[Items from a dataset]
* * *

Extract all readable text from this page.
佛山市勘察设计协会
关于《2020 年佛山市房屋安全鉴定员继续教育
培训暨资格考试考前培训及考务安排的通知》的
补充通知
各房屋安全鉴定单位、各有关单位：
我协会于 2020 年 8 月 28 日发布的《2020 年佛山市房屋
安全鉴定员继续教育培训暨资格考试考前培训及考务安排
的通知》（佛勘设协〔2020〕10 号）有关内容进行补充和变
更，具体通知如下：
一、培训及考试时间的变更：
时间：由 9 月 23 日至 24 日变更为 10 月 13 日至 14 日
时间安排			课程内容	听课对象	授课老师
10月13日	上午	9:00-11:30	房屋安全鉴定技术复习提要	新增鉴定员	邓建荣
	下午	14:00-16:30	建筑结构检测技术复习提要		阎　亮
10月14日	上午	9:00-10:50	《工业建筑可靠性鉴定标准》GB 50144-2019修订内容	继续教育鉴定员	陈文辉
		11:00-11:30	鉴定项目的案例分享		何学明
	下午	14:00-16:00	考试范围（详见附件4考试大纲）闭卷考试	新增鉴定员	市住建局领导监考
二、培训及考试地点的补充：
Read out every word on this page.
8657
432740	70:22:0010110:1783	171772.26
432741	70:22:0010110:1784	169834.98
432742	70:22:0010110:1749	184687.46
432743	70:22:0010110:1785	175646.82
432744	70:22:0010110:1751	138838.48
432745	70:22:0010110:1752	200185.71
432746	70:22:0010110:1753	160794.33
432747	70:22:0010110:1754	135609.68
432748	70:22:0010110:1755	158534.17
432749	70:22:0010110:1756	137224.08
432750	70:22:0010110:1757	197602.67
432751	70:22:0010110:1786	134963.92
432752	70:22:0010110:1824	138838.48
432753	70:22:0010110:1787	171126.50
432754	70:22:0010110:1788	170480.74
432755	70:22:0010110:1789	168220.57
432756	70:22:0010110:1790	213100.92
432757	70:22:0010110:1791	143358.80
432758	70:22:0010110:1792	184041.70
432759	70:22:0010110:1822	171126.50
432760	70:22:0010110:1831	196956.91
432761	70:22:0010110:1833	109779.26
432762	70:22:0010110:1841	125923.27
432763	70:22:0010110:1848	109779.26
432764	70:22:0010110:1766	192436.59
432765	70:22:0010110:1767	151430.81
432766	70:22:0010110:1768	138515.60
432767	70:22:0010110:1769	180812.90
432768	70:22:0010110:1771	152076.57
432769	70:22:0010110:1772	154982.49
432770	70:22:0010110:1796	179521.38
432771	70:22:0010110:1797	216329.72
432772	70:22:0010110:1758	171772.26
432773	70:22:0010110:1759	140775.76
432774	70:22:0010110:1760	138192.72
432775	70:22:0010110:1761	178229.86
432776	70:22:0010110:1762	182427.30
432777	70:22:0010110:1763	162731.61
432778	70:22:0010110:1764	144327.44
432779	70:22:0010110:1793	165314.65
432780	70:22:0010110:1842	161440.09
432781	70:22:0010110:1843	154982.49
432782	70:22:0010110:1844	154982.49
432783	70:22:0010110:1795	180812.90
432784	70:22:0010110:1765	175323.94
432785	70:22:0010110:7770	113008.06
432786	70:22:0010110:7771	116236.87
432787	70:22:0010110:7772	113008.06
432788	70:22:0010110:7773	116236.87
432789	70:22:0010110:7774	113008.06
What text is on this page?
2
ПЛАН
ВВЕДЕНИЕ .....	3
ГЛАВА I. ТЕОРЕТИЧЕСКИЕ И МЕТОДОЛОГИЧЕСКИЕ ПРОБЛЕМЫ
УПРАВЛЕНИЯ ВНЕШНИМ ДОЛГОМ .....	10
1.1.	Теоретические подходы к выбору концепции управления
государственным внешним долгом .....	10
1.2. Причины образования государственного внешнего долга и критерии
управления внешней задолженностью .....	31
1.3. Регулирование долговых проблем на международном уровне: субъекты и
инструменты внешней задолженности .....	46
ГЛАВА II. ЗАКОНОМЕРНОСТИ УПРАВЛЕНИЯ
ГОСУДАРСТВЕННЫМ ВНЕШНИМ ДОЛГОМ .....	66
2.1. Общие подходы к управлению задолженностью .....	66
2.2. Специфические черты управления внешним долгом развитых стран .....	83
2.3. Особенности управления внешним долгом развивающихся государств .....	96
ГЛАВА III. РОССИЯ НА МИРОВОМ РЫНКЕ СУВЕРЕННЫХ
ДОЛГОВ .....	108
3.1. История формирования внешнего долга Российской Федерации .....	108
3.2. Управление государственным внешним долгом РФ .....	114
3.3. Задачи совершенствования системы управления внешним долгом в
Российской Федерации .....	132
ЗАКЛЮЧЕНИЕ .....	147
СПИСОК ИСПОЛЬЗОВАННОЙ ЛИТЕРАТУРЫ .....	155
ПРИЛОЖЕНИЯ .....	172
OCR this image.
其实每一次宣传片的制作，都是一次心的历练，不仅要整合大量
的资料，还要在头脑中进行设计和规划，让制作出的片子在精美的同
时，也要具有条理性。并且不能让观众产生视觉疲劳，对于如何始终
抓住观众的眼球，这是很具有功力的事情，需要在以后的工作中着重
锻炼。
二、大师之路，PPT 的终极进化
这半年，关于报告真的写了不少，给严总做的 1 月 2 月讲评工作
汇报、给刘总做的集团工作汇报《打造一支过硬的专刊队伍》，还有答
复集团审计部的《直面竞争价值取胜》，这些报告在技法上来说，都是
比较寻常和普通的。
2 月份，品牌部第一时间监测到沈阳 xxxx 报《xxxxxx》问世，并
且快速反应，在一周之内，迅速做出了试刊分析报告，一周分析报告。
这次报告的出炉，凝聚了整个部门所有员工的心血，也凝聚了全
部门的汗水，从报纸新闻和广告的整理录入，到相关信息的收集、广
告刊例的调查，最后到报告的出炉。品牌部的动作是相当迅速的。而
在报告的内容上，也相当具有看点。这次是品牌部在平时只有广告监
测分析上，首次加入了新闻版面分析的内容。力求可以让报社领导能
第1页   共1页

* * *

WORK REQUIRED
Copy each line of the records above that carries the word "Российской".

EXERCISE OUTPUT
3.1. История формирования внешнего долга Российской Федерации .....	108
Российской Федерации .....	132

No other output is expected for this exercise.